[Excerpts from a figure dataset]
— Begin —

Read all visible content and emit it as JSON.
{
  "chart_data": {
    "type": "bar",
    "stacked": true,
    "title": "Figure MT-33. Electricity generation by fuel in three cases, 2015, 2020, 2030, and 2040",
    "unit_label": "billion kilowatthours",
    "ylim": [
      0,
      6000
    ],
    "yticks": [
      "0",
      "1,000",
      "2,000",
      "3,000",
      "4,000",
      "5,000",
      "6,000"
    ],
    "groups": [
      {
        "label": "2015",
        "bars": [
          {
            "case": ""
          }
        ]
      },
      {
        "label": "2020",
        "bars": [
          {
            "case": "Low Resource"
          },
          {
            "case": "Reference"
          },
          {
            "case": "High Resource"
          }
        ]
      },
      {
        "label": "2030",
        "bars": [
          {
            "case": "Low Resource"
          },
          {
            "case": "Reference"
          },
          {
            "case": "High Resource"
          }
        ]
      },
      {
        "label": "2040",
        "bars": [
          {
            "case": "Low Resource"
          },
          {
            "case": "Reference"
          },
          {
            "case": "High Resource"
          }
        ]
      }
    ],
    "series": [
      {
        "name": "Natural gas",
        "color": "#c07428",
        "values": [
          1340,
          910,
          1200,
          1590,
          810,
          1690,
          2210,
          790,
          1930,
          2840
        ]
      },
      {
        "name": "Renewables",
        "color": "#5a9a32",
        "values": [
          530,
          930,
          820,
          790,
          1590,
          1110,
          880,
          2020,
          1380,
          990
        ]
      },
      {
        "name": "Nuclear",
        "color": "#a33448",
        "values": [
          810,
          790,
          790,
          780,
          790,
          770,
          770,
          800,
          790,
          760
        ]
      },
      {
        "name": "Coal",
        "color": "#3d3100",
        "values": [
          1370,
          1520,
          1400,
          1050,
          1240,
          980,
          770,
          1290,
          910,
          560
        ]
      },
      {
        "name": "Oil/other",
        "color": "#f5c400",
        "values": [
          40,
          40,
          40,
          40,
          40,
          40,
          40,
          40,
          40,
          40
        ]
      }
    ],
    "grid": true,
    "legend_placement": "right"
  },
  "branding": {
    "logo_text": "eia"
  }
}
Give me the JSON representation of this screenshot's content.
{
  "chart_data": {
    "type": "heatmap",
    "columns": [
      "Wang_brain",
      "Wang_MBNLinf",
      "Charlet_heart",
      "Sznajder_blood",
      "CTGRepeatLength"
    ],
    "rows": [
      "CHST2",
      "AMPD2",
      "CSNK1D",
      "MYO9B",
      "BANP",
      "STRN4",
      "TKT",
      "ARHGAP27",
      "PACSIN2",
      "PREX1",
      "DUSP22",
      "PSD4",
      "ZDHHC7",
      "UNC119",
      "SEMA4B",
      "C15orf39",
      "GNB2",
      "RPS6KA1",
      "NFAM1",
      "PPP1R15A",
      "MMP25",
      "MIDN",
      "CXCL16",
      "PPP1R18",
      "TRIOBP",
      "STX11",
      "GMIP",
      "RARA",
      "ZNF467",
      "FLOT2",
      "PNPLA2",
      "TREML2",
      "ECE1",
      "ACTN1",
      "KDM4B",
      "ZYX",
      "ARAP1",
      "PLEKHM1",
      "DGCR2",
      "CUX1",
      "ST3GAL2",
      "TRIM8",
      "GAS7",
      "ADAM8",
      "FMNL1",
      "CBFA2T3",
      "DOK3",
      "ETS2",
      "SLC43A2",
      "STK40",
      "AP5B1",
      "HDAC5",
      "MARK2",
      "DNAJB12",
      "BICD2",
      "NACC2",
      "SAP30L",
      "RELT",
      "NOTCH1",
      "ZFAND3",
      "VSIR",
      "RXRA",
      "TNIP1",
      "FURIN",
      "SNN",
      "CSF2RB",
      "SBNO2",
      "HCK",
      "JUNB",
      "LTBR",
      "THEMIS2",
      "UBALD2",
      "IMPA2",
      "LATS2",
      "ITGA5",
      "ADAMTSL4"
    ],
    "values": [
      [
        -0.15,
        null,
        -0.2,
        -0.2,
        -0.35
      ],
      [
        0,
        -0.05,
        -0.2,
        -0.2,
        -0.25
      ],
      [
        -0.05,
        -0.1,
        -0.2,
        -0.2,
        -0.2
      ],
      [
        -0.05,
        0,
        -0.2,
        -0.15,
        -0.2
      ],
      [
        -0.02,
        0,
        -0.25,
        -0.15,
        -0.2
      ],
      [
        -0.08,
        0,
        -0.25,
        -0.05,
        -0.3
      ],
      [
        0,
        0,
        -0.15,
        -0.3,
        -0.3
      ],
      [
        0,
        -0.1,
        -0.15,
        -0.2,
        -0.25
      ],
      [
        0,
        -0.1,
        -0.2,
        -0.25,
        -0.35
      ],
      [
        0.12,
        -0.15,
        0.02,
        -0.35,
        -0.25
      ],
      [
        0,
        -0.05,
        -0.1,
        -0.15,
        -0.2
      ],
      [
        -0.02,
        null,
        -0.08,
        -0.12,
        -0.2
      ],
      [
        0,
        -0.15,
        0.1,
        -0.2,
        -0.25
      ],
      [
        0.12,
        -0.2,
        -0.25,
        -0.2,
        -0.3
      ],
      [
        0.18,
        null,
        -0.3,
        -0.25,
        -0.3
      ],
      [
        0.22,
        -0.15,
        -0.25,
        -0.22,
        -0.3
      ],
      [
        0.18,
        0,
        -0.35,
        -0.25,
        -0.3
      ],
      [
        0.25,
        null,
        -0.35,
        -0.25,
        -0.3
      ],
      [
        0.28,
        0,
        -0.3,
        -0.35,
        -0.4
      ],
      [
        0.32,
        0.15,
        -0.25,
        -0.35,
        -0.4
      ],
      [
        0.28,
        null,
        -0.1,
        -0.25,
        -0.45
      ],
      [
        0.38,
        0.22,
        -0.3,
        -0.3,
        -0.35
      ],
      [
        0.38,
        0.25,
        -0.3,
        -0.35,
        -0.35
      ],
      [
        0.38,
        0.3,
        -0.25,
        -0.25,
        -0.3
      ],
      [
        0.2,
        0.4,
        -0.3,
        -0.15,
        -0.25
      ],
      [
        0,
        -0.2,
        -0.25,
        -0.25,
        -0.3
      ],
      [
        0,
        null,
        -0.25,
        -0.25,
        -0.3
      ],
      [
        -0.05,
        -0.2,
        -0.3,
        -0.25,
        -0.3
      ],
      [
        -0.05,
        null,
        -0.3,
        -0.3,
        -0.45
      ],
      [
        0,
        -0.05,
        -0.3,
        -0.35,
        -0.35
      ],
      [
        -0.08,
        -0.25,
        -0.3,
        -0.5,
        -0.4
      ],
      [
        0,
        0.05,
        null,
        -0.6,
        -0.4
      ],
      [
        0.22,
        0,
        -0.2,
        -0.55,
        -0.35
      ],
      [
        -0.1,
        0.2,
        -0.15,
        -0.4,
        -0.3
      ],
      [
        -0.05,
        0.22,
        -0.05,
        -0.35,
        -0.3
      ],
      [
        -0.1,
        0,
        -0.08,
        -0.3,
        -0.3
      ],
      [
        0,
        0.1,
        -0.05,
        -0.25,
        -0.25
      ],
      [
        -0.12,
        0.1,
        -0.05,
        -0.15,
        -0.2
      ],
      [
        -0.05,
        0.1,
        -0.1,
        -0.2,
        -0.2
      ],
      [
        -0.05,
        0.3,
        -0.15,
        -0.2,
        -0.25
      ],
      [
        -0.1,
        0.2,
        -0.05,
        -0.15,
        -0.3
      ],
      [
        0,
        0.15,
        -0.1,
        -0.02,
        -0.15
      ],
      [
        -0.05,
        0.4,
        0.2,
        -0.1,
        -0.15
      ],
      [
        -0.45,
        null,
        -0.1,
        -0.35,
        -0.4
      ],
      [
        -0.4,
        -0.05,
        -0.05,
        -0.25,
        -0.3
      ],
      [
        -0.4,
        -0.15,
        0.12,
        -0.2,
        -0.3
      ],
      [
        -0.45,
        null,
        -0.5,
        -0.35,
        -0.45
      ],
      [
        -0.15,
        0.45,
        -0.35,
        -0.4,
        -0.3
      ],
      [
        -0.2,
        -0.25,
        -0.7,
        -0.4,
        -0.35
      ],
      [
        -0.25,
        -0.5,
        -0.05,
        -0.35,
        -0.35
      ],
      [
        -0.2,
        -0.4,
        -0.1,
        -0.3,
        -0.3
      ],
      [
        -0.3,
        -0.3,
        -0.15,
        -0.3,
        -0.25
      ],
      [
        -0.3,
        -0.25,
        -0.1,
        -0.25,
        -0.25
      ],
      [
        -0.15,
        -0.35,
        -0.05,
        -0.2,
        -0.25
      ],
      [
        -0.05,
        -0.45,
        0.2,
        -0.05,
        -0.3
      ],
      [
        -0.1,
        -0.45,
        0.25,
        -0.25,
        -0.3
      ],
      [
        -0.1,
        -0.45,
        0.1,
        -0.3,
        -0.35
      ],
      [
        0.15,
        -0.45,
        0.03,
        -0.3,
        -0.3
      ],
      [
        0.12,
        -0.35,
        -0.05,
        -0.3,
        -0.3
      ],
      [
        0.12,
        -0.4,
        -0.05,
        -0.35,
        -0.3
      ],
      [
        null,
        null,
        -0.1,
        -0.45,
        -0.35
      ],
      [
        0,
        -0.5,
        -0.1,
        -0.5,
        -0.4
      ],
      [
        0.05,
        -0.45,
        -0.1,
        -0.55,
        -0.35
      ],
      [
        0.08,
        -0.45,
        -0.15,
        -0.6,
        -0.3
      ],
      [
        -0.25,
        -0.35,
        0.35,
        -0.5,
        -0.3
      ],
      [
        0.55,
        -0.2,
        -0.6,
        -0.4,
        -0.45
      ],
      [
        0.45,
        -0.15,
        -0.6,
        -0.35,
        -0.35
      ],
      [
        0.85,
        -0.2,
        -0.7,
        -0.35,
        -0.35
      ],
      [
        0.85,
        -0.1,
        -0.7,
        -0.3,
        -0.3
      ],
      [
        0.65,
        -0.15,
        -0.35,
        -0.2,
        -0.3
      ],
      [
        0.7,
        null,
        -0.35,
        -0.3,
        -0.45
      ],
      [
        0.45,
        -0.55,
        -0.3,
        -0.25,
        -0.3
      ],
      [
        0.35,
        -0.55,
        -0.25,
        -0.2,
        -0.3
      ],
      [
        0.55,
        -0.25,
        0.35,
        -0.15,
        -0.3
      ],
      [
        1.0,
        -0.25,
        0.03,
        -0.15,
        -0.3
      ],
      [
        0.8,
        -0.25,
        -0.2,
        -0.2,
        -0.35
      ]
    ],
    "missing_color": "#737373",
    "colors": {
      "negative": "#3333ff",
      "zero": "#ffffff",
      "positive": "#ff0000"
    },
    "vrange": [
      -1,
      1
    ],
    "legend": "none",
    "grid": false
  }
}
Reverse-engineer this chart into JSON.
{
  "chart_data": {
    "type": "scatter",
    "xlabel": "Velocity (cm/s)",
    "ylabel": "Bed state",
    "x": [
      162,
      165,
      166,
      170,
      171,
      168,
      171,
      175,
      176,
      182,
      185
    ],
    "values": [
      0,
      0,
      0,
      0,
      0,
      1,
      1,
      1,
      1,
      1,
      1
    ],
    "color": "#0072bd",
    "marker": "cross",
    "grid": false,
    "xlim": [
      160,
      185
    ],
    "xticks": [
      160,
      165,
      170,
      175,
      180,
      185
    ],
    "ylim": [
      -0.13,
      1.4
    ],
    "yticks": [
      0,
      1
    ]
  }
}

— End —

* Directive
Each line from the one containing "Reverse-engineer this chart into JSON." to the final line of the entries above must be returned exactly, and no other line may appear.

* Answer for the task
Reverse-engineer this chart into JSON.
{
  "chart_data": {
    "type": "scatter",
    "xlabel": "Velocity (cm/s)",
    "ylabel": "Bed state",
    "x": [
      162,
      165,
      166,
      170,
      171,
      168,
      171,
      175,
      176,
      182,
      185
    ],
    "values": [
      0,
      0,
      0,
      0,
      0,
      1,
      1,
      1,
      1,
      1,
      1
    ],
    "color": "#0072bd",
    "marker": "cross",
    "grid": false,
    "xlim": [
      160,
      185
    ],
    "xticks": [
      160,
      165,
      170,
      175,
      180,
      185
    ],
    "ylim": [
      -0.13,
      1.4
    ],
    "yticks": [
      0,
      1
    ]
  }
}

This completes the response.